* What to work on: Working from the line that contains "Give me the" to the final line, transcribe each line exactly. No pictures belong in the copy.

* Records shown:
....................

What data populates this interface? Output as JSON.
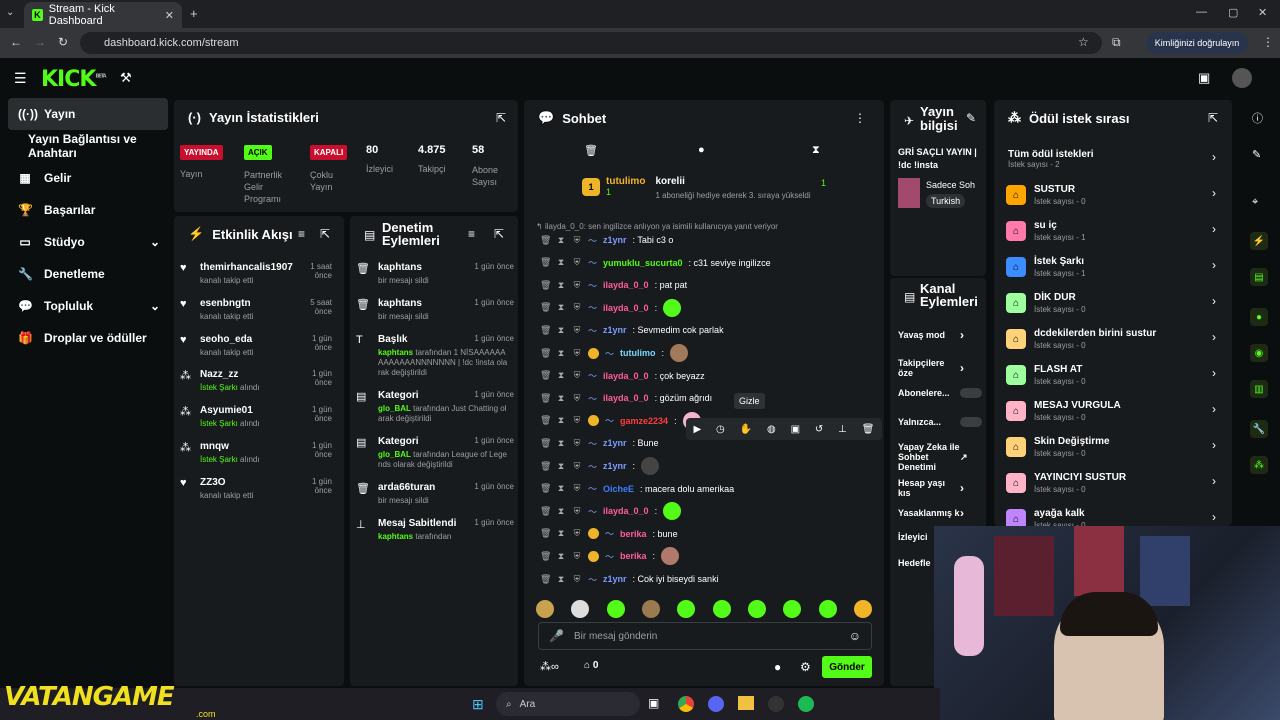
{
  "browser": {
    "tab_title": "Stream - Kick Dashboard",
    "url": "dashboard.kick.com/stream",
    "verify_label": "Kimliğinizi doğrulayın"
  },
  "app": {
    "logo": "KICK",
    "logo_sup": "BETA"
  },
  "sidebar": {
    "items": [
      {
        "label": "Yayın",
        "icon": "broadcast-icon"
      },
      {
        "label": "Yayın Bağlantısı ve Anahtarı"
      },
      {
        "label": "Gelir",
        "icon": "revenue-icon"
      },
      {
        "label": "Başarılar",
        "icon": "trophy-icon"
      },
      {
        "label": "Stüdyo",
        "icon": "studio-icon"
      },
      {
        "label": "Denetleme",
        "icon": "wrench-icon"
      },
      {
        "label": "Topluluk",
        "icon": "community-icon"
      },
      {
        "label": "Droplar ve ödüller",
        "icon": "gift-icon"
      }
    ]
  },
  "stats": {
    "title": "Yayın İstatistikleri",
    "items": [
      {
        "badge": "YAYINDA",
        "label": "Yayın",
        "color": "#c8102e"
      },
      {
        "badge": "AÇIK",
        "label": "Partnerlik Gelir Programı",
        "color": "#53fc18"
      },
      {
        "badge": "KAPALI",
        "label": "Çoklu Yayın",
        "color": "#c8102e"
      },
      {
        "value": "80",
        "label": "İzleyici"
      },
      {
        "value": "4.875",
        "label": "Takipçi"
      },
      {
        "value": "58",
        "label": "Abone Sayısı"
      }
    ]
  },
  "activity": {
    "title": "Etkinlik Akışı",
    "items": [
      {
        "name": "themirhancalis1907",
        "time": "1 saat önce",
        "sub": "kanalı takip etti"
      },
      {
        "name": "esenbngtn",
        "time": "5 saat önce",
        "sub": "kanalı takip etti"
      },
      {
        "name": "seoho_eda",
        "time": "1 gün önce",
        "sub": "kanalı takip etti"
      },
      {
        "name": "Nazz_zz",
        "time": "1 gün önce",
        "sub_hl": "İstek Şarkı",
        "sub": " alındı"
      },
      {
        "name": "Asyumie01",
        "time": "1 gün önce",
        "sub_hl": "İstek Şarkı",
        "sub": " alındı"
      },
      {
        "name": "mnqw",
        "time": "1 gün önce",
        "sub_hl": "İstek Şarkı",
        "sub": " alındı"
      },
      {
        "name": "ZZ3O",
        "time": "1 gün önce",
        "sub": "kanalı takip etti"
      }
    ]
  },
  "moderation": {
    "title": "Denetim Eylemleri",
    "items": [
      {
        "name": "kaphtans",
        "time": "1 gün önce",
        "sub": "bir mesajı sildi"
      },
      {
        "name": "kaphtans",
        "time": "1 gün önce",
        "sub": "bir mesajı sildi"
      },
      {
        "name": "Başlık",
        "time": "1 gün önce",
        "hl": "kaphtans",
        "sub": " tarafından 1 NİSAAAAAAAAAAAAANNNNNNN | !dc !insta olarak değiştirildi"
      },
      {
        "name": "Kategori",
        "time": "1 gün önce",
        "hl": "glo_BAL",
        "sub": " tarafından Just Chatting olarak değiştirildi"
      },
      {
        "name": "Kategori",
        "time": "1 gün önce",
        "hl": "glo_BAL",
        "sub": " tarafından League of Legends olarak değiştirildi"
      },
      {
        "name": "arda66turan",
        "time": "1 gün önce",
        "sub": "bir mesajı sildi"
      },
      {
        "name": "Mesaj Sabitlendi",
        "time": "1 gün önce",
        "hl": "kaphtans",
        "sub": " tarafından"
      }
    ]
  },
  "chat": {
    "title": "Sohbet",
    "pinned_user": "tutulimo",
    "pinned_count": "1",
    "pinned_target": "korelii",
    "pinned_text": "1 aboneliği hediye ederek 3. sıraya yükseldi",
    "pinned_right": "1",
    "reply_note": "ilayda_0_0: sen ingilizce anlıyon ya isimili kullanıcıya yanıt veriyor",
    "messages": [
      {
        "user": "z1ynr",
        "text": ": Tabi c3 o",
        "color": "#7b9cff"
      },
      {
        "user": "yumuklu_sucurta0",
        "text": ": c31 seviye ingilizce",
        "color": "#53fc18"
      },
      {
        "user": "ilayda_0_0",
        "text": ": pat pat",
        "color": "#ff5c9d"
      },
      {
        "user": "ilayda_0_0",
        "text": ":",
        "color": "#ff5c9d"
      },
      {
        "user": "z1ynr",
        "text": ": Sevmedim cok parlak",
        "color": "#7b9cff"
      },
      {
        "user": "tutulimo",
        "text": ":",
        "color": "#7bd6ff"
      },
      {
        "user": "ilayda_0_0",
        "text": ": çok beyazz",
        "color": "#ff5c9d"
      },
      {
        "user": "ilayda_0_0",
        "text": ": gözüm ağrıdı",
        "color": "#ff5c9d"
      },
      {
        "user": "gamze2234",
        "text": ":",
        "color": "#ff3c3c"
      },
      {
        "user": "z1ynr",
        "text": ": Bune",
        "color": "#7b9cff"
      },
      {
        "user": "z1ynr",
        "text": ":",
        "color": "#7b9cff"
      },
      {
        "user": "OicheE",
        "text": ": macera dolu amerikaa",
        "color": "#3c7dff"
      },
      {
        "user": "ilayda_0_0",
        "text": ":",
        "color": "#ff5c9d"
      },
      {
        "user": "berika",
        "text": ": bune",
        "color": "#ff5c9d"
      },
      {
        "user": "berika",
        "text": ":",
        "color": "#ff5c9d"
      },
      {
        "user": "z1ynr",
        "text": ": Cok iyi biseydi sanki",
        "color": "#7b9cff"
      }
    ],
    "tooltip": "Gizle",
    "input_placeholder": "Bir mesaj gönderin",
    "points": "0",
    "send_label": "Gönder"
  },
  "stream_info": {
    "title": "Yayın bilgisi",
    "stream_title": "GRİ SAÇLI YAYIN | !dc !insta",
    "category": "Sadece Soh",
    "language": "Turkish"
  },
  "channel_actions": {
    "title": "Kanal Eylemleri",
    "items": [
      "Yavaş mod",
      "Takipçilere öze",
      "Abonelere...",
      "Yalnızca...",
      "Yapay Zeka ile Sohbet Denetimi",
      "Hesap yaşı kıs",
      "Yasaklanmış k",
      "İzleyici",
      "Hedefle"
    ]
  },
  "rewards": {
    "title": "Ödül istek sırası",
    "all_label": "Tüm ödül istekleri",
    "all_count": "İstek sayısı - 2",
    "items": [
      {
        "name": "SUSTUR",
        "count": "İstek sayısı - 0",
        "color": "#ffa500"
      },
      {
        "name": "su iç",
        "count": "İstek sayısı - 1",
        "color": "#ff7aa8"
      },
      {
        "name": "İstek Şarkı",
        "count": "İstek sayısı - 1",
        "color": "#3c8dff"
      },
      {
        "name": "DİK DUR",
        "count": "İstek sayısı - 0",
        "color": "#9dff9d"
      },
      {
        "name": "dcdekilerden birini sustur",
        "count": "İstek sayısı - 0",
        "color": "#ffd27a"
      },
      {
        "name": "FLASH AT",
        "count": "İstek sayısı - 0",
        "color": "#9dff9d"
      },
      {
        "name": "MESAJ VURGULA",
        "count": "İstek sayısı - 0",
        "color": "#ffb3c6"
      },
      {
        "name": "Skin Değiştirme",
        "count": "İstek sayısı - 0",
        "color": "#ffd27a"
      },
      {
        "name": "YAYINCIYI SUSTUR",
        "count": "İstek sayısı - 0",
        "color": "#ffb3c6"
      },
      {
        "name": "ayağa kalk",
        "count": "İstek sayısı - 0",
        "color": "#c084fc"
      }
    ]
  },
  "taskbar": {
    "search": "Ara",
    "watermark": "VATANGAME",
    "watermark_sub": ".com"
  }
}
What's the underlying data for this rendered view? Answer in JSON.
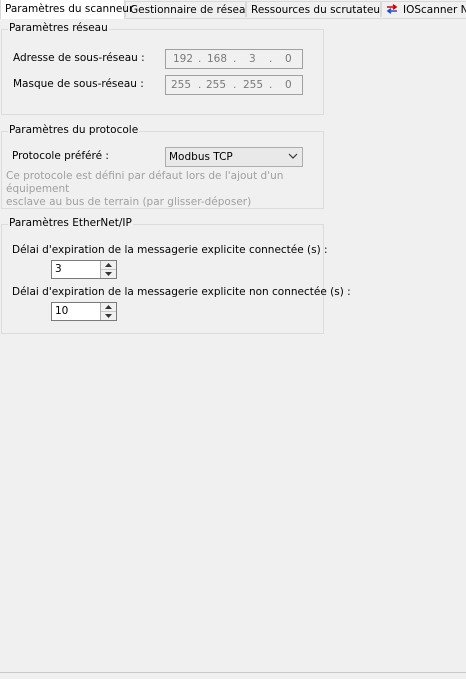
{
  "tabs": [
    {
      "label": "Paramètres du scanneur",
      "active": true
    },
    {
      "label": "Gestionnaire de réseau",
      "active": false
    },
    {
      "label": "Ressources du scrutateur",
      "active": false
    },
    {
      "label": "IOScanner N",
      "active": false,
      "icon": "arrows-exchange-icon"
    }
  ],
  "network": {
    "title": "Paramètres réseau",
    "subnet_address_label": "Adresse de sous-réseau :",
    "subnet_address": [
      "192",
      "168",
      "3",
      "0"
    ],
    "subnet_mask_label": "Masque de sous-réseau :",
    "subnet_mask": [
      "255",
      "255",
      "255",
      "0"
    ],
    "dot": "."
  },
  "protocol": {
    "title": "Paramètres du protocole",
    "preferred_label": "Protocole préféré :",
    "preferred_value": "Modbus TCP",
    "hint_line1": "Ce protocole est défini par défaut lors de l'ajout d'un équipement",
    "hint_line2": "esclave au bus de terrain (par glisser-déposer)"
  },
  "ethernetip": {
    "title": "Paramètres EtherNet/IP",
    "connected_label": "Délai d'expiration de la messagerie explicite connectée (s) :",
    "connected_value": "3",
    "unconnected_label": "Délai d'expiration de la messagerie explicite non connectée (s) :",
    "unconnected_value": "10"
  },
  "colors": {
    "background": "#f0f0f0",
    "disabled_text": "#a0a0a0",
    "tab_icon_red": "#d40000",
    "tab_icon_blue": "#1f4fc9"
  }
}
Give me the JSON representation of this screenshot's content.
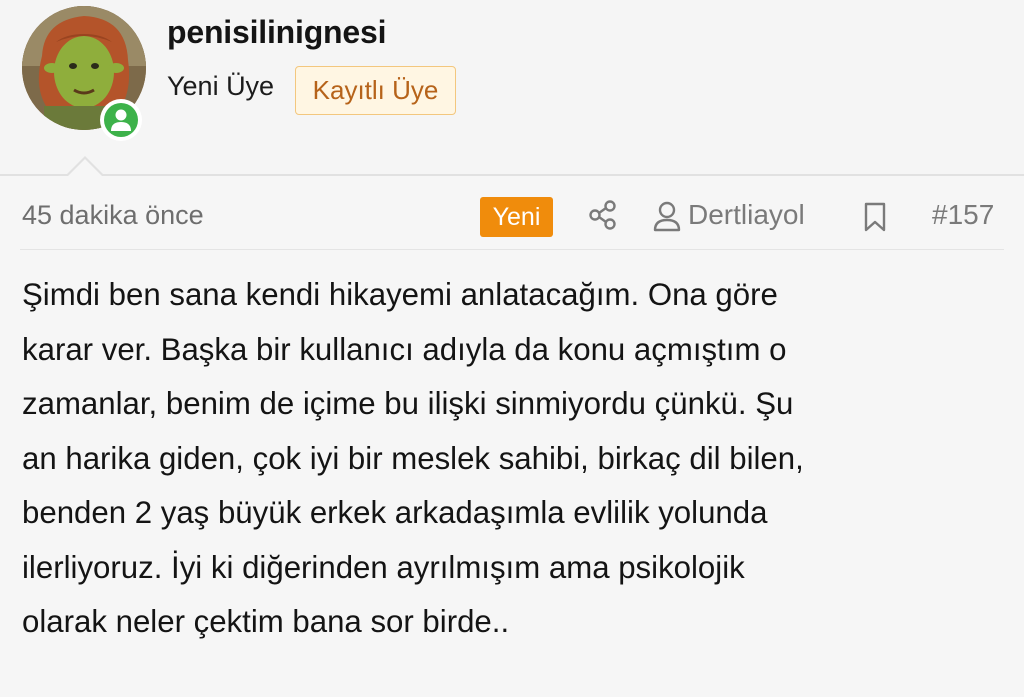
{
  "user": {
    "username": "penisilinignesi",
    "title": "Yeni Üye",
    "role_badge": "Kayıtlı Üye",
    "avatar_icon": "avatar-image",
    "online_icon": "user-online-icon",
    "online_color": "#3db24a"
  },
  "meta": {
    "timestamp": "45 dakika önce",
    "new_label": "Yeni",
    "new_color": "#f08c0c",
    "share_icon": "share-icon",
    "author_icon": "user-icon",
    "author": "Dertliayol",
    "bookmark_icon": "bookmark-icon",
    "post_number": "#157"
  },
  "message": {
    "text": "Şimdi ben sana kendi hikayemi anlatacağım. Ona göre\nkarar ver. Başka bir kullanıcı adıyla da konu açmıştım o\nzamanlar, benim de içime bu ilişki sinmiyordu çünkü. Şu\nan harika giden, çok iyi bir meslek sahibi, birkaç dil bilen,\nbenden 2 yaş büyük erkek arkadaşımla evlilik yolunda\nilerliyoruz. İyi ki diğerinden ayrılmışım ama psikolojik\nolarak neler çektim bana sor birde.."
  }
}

....................

* Answer to the problem:
Give me the JSON representation of this screenshot's content.
{
  "user": {
    "username": "penisilinignesi",
    "title": "Yeni Üye",
    "role_badge": "Kayıtlı Üye",
    "avatar_icon": "avatar-image",
    "online_icon": "user-online-icon",
    "online_color": "#3db24a"
  },
  "meta": {
    "timestamp": "45 dakika önce",
    "new_label": "Yeni",
    "new_color": "#f08c0c",
    "share_icon": "share-icon",
    "author_icon": "user-icon",
    "author": "Dertliayol",
    "bookmark_icon": "bookmark-icon",
    "post_number": "#157"
  },
  "message": {
    "text": "Şimdi ben sana kendi hikayemi anlatacağım. Ona göre\nkarar ver. Başka bir kullanıcı adıyla da konu açmıştım o\nzamanlar, benim de içime bu ilişki sinmiyordu çünkü. Şu\nan harika giden, çok iyi bir meslek sahibi, birkaç dil bilen,\nbenden 2 yaş büyük erkek arkadaşımla evlilik yolunda\nilerliyoruz. İyi ki diğerinden ayrılmışım ama psikolojik\nolarak neler çektim bana sor birde.."
  }
}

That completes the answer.